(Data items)
* * * * * * *

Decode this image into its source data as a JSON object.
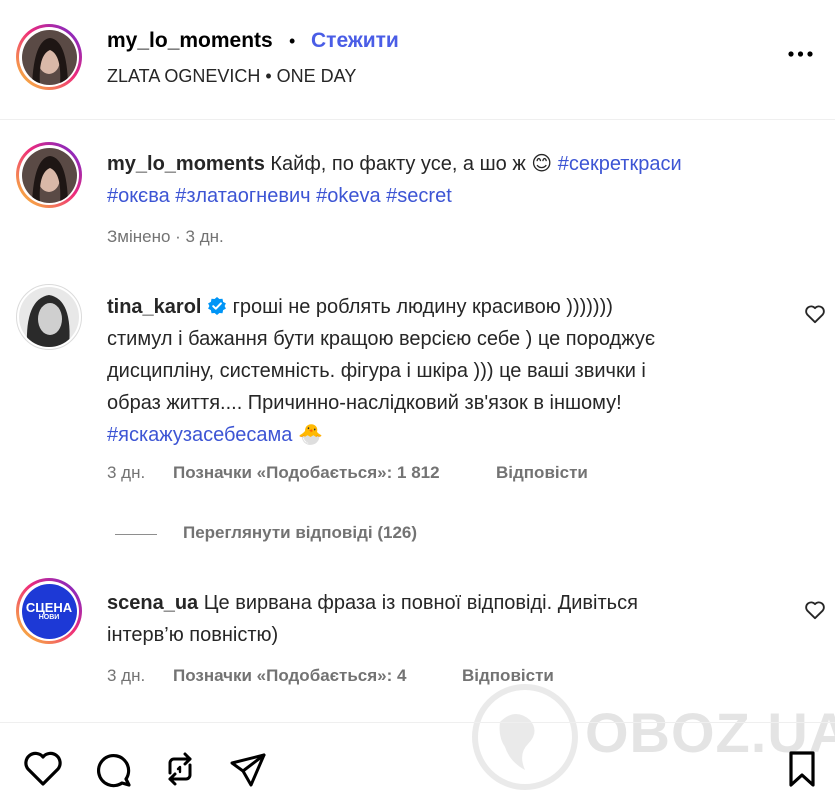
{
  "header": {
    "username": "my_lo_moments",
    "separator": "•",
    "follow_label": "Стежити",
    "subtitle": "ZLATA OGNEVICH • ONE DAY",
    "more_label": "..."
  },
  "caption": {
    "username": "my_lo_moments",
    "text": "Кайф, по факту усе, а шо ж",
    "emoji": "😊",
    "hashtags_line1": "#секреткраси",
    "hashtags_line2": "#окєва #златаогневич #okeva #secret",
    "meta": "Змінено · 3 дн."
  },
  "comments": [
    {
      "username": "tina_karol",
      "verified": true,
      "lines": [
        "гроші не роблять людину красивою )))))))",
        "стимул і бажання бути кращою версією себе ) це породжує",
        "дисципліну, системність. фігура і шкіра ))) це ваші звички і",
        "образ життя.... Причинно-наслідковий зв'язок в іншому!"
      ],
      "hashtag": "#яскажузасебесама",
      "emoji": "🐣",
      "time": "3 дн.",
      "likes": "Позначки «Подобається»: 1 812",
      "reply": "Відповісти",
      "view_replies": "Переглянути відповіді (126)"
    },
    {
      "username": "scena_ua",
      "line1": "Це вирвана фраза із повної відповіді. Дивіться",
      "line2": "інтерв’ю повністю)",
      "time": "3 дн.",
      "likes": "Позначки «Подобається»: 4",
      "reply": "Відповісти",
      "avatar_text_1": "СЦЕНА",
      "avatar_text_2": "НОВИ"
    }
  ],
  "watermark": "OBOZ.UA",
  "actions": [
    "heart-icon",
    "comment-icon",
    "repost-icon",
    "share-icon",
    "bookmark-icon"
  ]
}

* * * * * * *

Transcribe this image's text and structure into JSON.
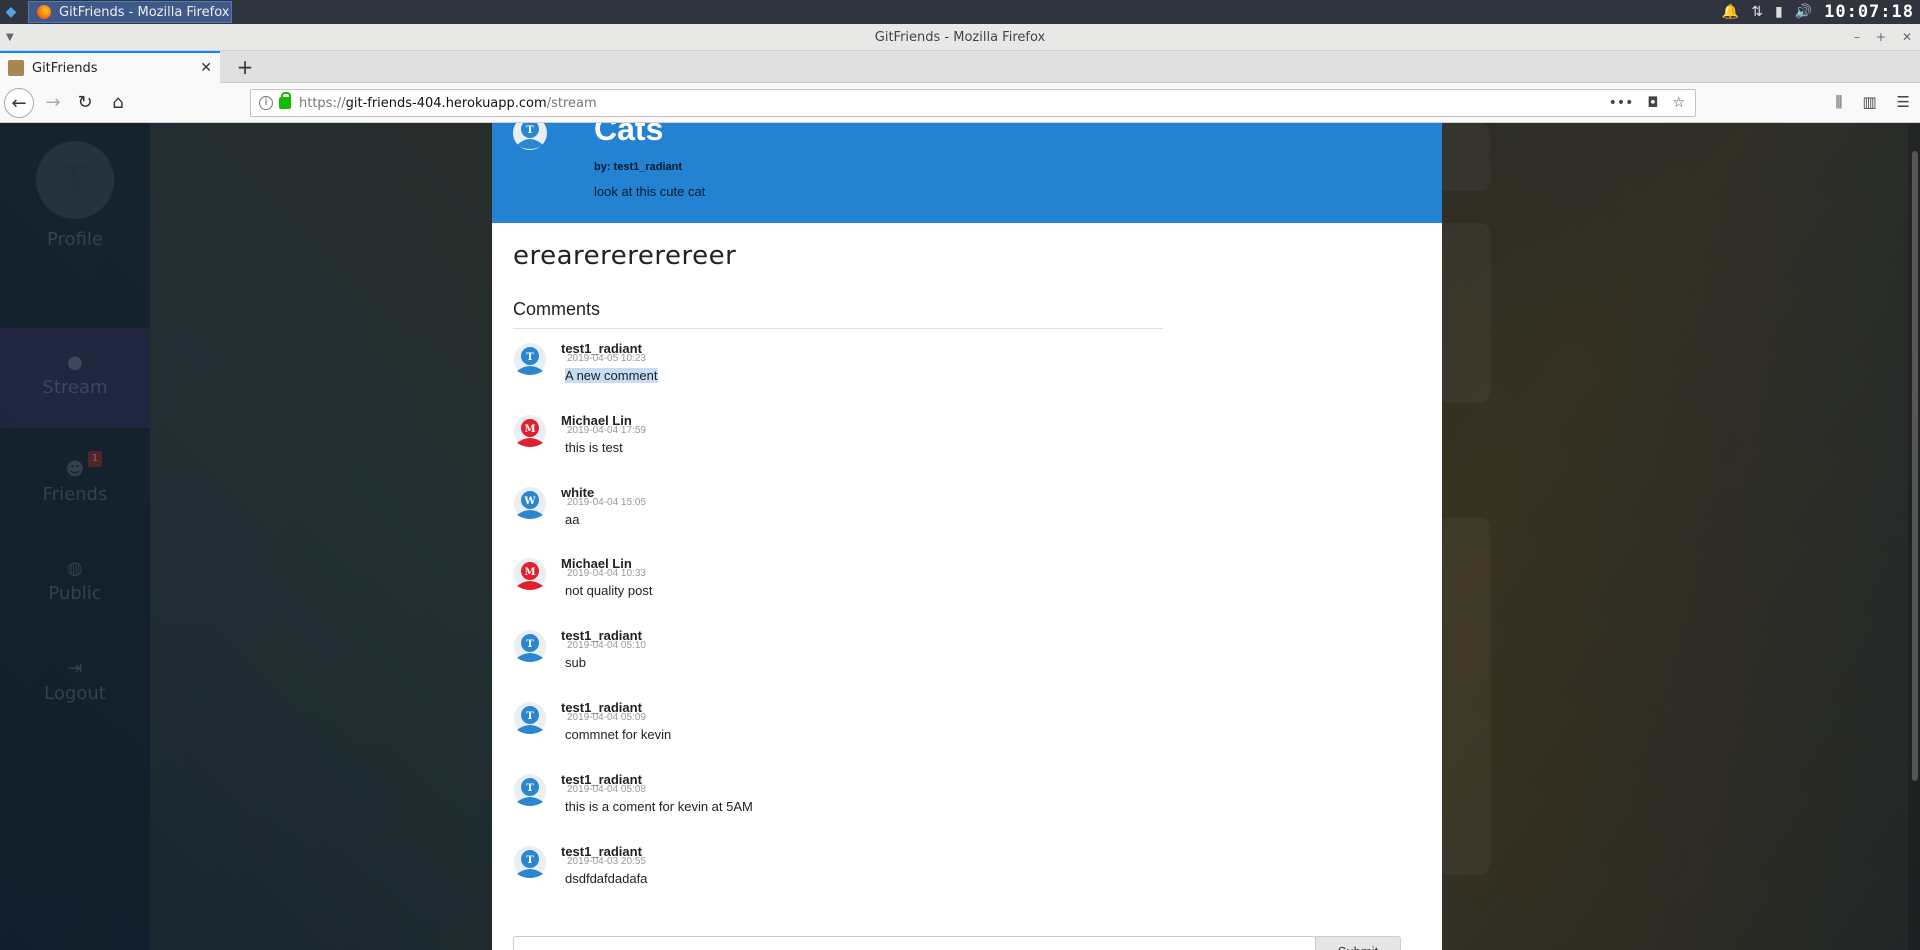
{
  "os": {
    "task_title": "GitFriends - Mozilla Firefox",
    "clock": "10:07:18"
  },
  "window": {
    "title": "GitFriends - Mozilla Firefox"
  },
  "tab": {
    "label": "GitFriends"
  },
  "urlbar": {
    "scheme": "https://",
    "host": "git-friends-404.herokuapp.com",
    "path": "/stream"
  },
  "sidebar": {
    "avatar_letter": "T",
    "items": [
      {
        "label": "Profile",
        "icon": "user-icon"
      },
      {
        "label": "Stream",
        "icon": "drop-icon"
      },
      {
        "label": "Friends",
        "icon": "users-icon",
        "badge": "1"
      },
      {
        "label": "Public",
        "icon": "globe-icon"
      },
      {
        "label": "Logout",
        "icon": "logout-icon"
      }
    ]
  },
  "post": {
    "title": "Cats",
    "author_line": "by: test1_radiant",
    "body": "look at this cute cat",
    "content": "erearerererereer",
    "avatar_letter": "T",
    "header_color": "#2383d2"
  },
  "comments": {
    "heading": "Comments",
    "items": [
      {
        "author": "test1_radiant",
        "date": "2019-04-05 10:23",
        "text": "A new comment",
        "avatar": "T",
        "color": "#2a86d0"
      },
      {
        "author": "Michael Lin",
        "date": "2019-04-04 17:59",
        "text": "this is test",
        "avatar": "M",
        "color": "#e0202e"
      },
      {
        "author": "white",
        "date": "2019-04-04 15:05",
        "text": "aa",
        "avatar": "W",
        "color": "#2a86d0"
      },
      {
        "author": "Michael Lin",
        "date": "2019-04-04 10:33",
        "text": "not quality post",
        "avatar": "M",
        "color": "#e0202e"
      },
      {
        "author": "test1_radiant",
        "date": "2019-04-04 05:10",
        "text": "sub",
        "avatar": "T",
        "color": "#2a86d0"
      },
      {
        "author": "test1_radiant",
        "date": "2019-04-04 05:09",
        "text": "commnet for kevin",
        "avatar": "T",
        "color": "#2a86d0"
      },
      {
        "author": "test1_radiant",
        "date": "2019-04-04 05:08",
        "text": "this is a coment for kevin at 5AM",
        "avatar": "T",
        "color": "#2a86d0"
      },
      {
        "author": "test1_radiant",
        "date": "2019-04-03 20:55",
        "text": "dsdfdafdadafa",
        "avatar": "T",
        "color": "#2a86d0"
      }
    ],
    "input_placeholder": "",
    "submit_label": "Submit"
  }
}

* * * * * * *

## [WHAT YOU HAVE TO DO]
Using the listing above, list every line in which the string "відповіді" occurs.

## [RESULT OF THIS TASK]
      "view_replies": "Переглянути відповіді (126)"
      "line1": "Це вирвана фраза із повної відповіді. Дивіться",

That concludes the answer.